▶ _THE TASK_: Print each line of the listing once more, precisely as given.

(Excerpts from a figure dataset)
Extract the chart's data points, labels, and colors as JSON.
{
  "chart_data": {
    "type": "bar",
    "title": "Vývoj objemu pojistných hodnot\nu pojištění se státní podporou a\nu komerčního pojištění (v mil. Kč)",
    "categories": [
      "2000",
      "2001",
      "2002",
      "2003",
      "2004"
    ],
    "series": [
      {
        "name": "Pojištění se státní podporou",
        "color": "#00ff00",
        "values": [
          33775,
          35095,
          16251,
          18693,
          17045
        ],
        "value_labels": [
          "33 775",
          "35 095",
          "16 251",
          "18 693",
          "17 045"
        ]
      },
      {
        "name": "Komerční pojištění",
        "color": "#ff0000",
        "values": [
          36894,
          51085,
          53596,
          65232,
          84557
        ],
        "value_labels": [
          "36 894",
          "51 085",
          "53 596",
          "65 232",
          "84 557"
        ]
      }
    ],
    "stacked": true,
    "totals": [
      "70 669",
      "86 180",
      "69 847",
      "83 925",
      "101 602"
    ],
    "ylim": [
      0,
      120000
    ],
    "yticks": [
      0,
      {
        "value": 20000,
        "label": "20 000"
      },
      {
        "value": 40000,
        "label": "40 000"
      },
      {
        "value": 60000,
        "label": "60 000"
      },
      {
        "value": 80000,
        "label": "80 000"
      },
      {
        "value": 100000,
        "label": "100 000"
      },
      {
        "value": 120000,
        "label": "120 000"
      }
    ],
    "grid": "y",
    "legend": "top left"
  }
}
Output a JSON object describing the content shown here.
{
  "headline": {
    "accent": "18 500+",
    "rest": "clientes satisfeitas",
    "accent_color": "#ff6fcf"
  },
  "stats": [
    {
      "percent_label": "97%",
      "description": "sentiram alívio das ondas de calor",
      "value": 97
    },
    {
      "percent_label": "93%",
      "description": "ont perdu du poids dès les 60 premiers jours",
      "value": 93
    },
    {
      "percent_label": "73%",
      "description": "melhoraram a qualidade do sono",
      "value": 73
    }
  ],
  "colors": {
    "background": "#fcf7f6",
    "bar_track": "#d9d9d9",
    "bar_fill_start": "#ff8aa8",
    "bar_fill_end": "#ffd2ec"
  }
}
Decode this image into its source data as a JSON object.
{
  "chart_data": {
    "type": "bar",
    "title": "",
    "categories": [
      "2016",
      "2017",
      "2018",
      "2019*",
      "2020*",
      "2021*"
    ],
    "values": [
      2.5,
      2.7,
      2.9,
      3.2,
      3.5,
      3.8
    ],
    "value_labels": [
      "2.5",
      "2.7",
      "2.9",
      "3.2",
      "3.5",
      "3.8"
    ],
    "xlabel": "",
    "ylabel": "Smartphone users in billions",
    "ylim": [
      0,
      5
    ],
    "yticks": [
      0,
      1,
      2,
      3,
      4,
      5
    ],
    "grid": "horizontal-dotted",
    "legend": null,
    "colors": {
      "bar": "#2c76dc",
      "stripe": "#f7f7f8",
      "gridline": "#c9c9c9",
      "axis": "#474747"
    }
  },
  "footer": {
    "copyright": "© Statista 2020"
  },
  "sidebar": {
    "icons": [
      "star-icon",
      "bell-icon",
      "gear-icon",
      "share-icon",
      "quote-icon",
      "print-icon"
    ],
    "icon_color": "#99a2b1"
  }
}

▶ _REPLY TO THE TASK_:
Extract the chart's data points, labels, and colors as JSON.
{
  "chart_data": {
    "type": "bar",
    "title": "Vývoj objemu pojistných hodnot\nu pojištění se státní podporou a\nu komerčního pojištění (v mil. Kč)",
    "categories": [
      "2000",
      "2001",
      "2002",
      "2003",
      "2004"
    ],
    "series": [
      {
        "name": "Pojištění se státní podporou",
        "color": "#00ff00",
        "values": [
          33775,
          35095,
          16251,
          18693,
          17045
        ],
        "value_labels": [
          "33 775",
          "35 095",
          "16 251",
          "18 693",
          "17 045"
        ]
      },
      {
        "name": "Komerční pojištění",
        "color": "#ff0000",
        "values": [
          36894,
          51085,
          53596,
          65232,
          84557
        ],
        "value_labels": [
          "36 894",
          "51 085",
          "53 596",
          "65 232",
          "84 557"
        ]
      }
    ],
    "stacked": true,
    "totals": [
      "70 669",
      "86 180",
      "69 847",
      "83 925",
      "101 602"
    ],
    "ylim": [
      0,
      120000
    ],
    "yticks": [
      0,
      {
        "value": 20000,
        "label": "20 000"
      },
      {
        "value": 40000,
        "label": "40 000"
      },
      {
        "value": 60000,
        "label": "60 000"
      },
      {
        "value": 80000,
        "label": "80 000"
      },
      {
        "value": 100000,
        "label": "100 000"
      },
      {
        "value": 120000,
        "label": "120 000"
      }
    ],
    "grid": "y",
    "legend": "top left"
  }
}
Output a JSON object describing the content shown here.
{
  "headline": {
    "accent": "18 500+",
    "rest": "clientes satisfeitas",
    "accent_color": "#ff6fcf"
  },
  "stats": [
    {
      "percent_label": "97%",
      "description": "sentiram alívio das ondas de calor",
      "value": 97
    },
    {
      "percent_label": "93%",
      "description": "ont perdu du poids dès les 60 premiers jours",
      "value": 93
    },
    {
      "percent_label": "73%",
      "description": "melhoraram a qualidade do sono",
      "value": 73
    }
  ],
  "colors": {
    "background": "#fcf7f6",
    "bar_track": "#d9d9d9",
    "bar_fill_start": "#ff8aa8",
    "bar_fill_end": "#ffd2ec"
  }
}
Decode this image into its source data as a JSON object.
{
  "chart_data": {
    "type": "bar",
    "title": "",
    "categories": [
      "2016",
      "2017",
      "2018",
      "2019*",
      "2020*",
      "2021*"
    ],
    "values": [
      2.5,
      2.7,
      2.9,
      3.2,
      3.5,
      3.8
    ],
    "value_labels": [
      "2.5",
      "2.7",
      "2.9",
      "3.2",
      "3.5",
      "3.8"
    ],
    "xlabel": "",
    "ylabel": "Smartphone users in billions",
    "ylim": [
      0,
      5
    ],
    "yticks": [
      0,
      1,
      2,
      3,
      4,
      5
    ],
    "grid": "horizontal-dotted",
    "legend": null,
    "colors": {
      "bar": "#2c76dc",
      "stripe": "#f7f7f8",
      "gridline": "#c9c9c9",
      "axis": "#474747"
    }
  },
  "footer": {
    "copyright": "© Statista 2020"
  },
  "sidebar": {
    "icons": [
      "star-icon",
      "bell-icon",
      "gear-icon",
      "share-icon",
      "quote-icon",
      "print-icon"
    ],
    "icon_color": "#99a2b1"
  }
}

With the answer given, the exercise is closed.